▸ **Provided data**:
»»
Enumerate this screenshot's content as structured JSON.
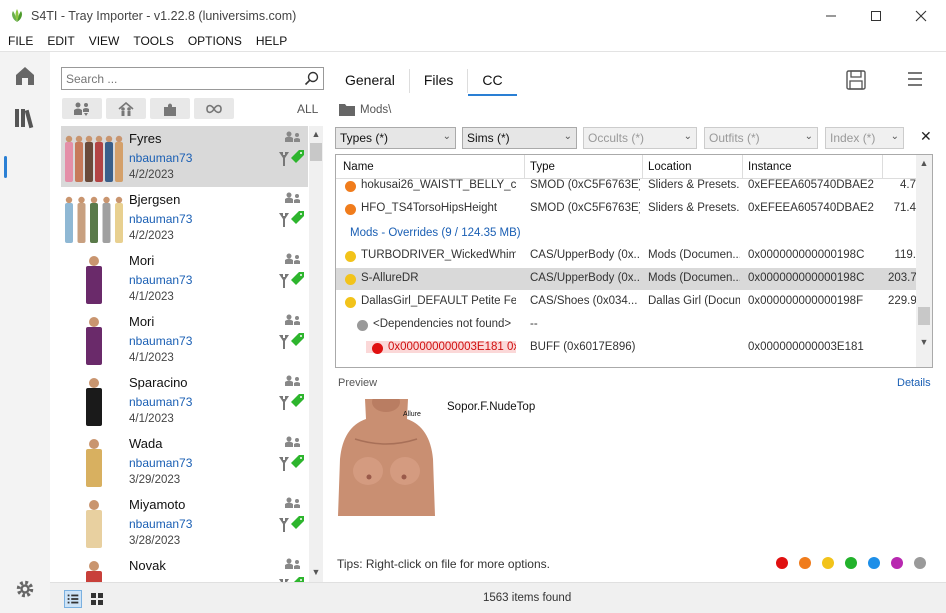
{
  "window": {
    "title": "S4TI - Tray Importer - v1.22.8 (luniversims.com)"
  },
  "menu": [
    "FILE",
    "EDIT",
    "VIEW",
    "TOOLS",
    "OPTIONS",
    "HELP"
  ],
  "search": {
    "placeholder": "Search ..."
  },
  "filters": {
    "all_label": "ALL"
  },
  "sims": [
    {
      "name": "Fyres",
      "user": "nbauman73",
      "date": "4/2/2023",
      "selected": true
    },
    {
      "name": "Bjergsen",
      "user": "nbauman73",
      "date": "4/2/2023",
      "selected": false
    },
    {
      "name": "Mori",
      "user": "nbauman73",
      "date": "4/1/2023",
      "selected": false
    },
    {
      "name": "Mori",
      "user": "nbauman73",
      "date": "4/1/2023",
      "selected": false
    },
    {
      "name": "Sparacino",
      "user": "nbauman73",
      "date": "4/1/2023",
      "selected": false
    },
    {
      "name": "Wada",
      "user": "nbauman73",
      "date": "3/29/2023",
      "selected": false
    },
    {
      "name": "Miyamoto",
      "user": "nbauman73",
      "date": "3/28/2023",
      "selected": false
    },
    {
      "name": "Novak",
      "user": "",
      "date": "",
      "selected": false
    }
  ],
  "status": {
    "items_found": "1563 items found"
  },
  "tabs": [
    {
      "label": "General",
      "selected": false
    },
    {
      "label": "Files",
      "selected": false
    },
    {
      "label": "CC",
      "selected": true
    }
  ],
  "breadcrumb": {
    "path": "Mods\\"
  },
  "dropdowns": {
    "types": "Types (*)",
    "sims": "Sims (*)",
    "occults": "Occults (*)",
    "outfits": "Outfits (*)",
    "index": "Index (*)"
  },
  "grid": {
    "columns": [
      "Name",
      "Type",
      "Location",
      "Instance"
    ],
    "group_header": "Mods - Overrides  (9 / 124.35 MB)",
    "rows_top": [
      {
        "name": "hokusai26_WAISTT_BELLY_cus...",
        "type": "SMOD (0xC5F6763E)",
        "location": "Sliders & Presets...",
        "instance": "0xEFEEA605740DBAE2",
        "size": "4.7",
        "dot": "#f07c1c"
      },
      {
        "name": "HFO_TS4TorsoHipsHeight",
        "type": "SMOD (0xC5F6763E)",
        "location": "Sliders & Presets...",
        "instance": "0xEFEEA605740DBAE2",
        "size": "71.4",
        "dot": "#f07c1c"
      }
    ],
    "rows_bottom": [
      {
        "name": "TURBODRIVER_WickedWhim...",
        "type": "CAS/UpperBody (0x...",
        "location": "Mods (Documen...",
        "instance": "0x000000000000198C",
        "size": "119.",
        "dot": "#f2c31a",
        "selected": false
      },
      {
        "name": "S-AllureDR",
        "type": "CAS/UpperBody (0x...",
        "location": "Mods (Documen...",
        "instance": "0x000000000000198C",
        "size": "203.7",
        "dot": "#f2c31a",
        "selected": true
      },
      {
        "name": "DallasGirl_DEFAULT Petite Fee...",
        "type": "CAS/Shoes (0x034...",
        "location": "Dallas Girl (Docum...",
        "instance": "0x000000000000198F",
        "size": "229.9",
        "dot": "#f2c31a",
        "selected": false
      }
    ],
    "dependency_row": {
      "name": "<Dependencies not found>",
      "type": "--",
      "dot": "#999999"
    },
    "missing_row": {
      "name": "0x000000000003E181 0x...",
      "type": "BUFF (0x6017E896)",
      "instance": "0x000000000003E181",
      "dot": "#e01010"
    }
  },
  "preview": {
    "label": "Preview",
    "details": "Details",
    "overlay_text": "Allure",
    "cc_name": "Sopor.F.NudeTop"
  },
  "tips": {
    "text": "Tips:  Right-click on file for more options."
  },
  "color_dots": [
    "#e01010",
    "#f07c1c",
    "#f2c31a",
    "#22b22b",
    "#1e8fe8",
    "#b828b0",
    "#9a9a9a"
  ]
}
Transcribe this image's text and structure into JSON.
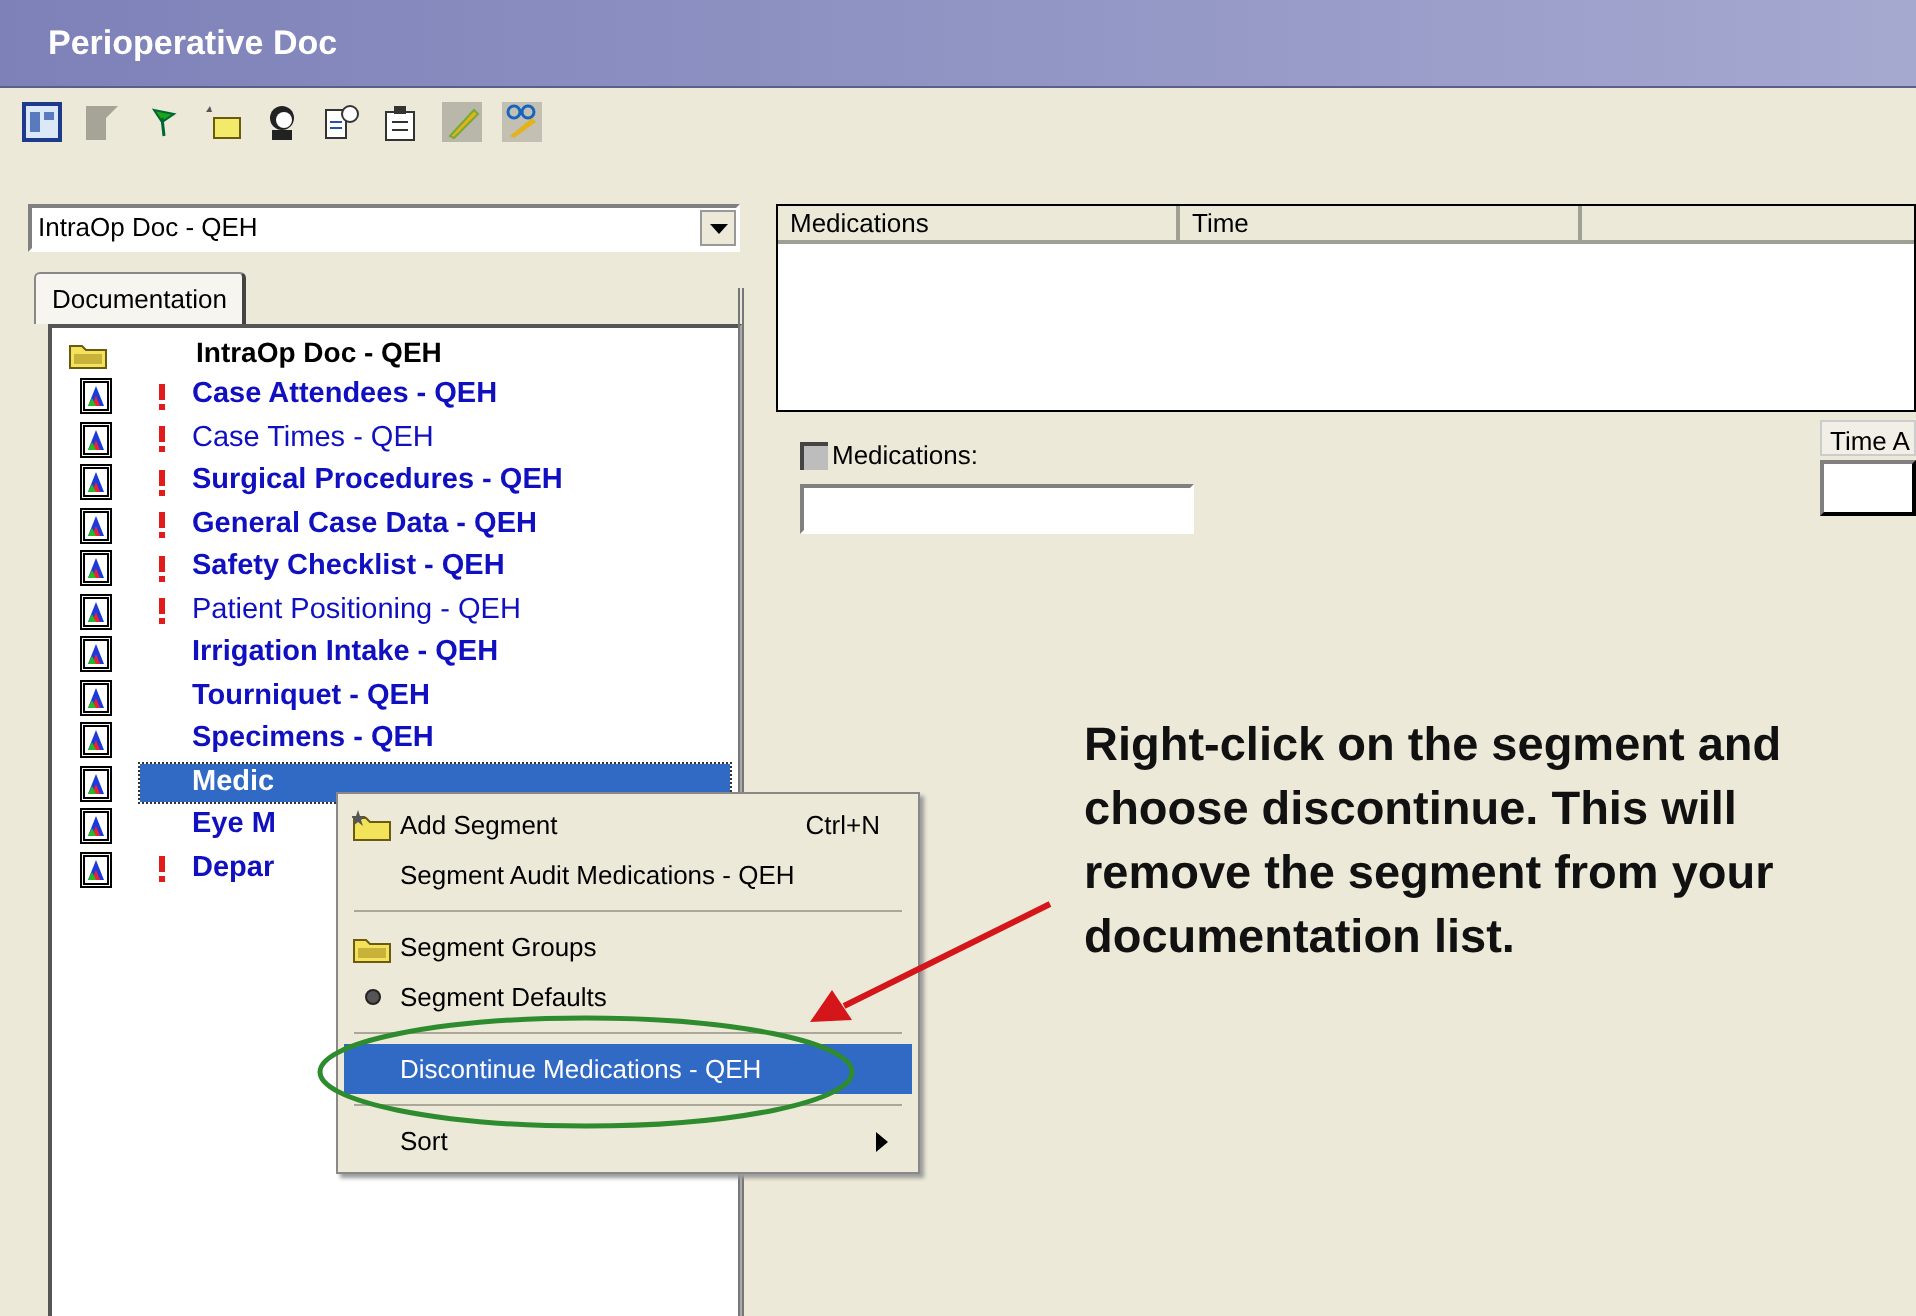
««
Quote the preceding records in their entirety, excluding every picture.

▸ **Completed exercise**:
Enumerate this screenshot's content as structured JSON.
{
  "window": {
    "title": "S4TI - Tray Importer - v1.22.8 (luniversims.com)"
  },
  "menu": [
    "FILE",
    "EDIT",
    "VIEW",
    "TOOLS",
    "OPTIONS",
    "HELP"
  ],
  "search": {
    "placeholder": "Search ..."
  },
  "filters": {
    "all_label": "ALL"
  },
  "sims": [
    {
      "name": "Fyres",
      "user": "nbauman73",
      "date": "4/2/2023",
      "selected": true
    },
    {
      "name": "Bjergsen",
      "user": "nbauman73",
      "date": "4/2/2023",
      "selected": false
    },
    {
      "name": "Mori",
      "user": "nbauman73",
      "date": "4/1/2023",
      "selected": false
    },
    {
      "name": "Mori",
      "user": "nbauman73",
      "date": "4/1/2023",
      "selected": false
    },
    {
      "name": "Sparacino",
      "user": "nbauman73",
      "date": "4/1/2023",
      "selected": false
    },
    {
      "name": "Wada",
      "user": "nbauman73",
      "date": "3/29/2023",
      "selected": false
    },
    {
      "name": "Miyamoto",
      "user": "nbauman73",
      "date": "3/28/2023",
      "selected": false
    },
    {
      "name": "Novak",
      "user": "",
      "date": "",
      "selected": false
    }
  ],
  "status": {
    "items_found": "1563 items found"
  },
  "tabs": [
    {
      "label": "General",
      "selected": false
    },
    {
      "label": "Files",
      "selected": false
    },
    {
      "label": "CC",
      "selected": true
    }
  ],
  "breadcrumb": {
    "path": "Mods\\"
  },
  "dropdowns": {
    "types": "Types (*)",
    "sims": "Sims (*)",
    "occults": "Occults (*)",
    "outfits": "Outfits (*)",
    "index": "Index (*)"
  },
  "grid": {
    "columns": [
      "Name",
      "Type",
      "Location",
      "Instance"
    ],
    "group_header": "Mods - Overrides  (9 / 124.35 MB)",
    "rows_top": [
      {
        "name": "hokusai26_WAISTT_BELLY_cus...",
        "type": "SMOD (0xC5F6763E)",
        "location": "Sliders & Presets...",
        "instance": "0xEFEEA605740DBAE2",
        "size": "4.7",
        "dot": "#f07c1c"
      },
      {
        "name": "HFO_TS4TorsoHipsHeight",
        "type": "SMOD (0xC5F6763E)",
        "location": "Sliders & Presets...",
        "instance": "0xEFEEA605740DBAE2",
        "size": "71.4",
        "dot": "#f07c1c"
      }
    ],
    "rows_bottom": [
      {
        "name": "TURBODRIVER_WickedWhim...",
        "type": "CAS/UpperBody (0x...",
        "location": "Mods (Documen...",
        "instance": "0x000000000000198C",
        "size": "119.",
        "dot": "#f2c31a",
        "selected": false
      },
      {
        "name": "S-AllureDR",
        "type": "CAS/UpperBody (0x...",
        "location": "Mods (Documen...",
        "instance": "0x000000000000198C",
        "size": "203.7",
        "dot": "#f2c31a",
        "selected": true
      },
      {
        "name": "DallasGirl_DEFAULT Petite Fee...",
        "type": "CAS/Shoes (0x034...",
        "location": "Dallas Girl (Docum...",
        "instance": "0x000000000000198F",
        "size": "229.9",
        "dot": "#f2c31a",
        "selected": false
      }
    ],
    "dependency_row": {
      "name": "<Dependencies not found>",
      "type": "--",
      "dot": "#999999"
    },
    "missing_row": {
      "name": "0x000000000003E181 0x...",
      "type": "BUFF (0x6017E896)",
      "instance": "0x000000000003E181",
      "dot": "#e01010"
    }
  },
  "preview": {
    "label": "Preview",
    "details": "Details",
    "overlay_text": "Allure",
    "cc_name": "Sopor.F.NudeTop"
  },
  "tips": {
    "text": "Tips:  Right-click on file for more options."
  },
  "color_dots": [
    "#e01010",
    "#f07c1c",
    "#f2c31a",
    "#22b22b",
    "#1e8fe8",
    "#b828b0",
    "#9a9a9a"
  ]
}
Transcribe this image's text and structure into JSON.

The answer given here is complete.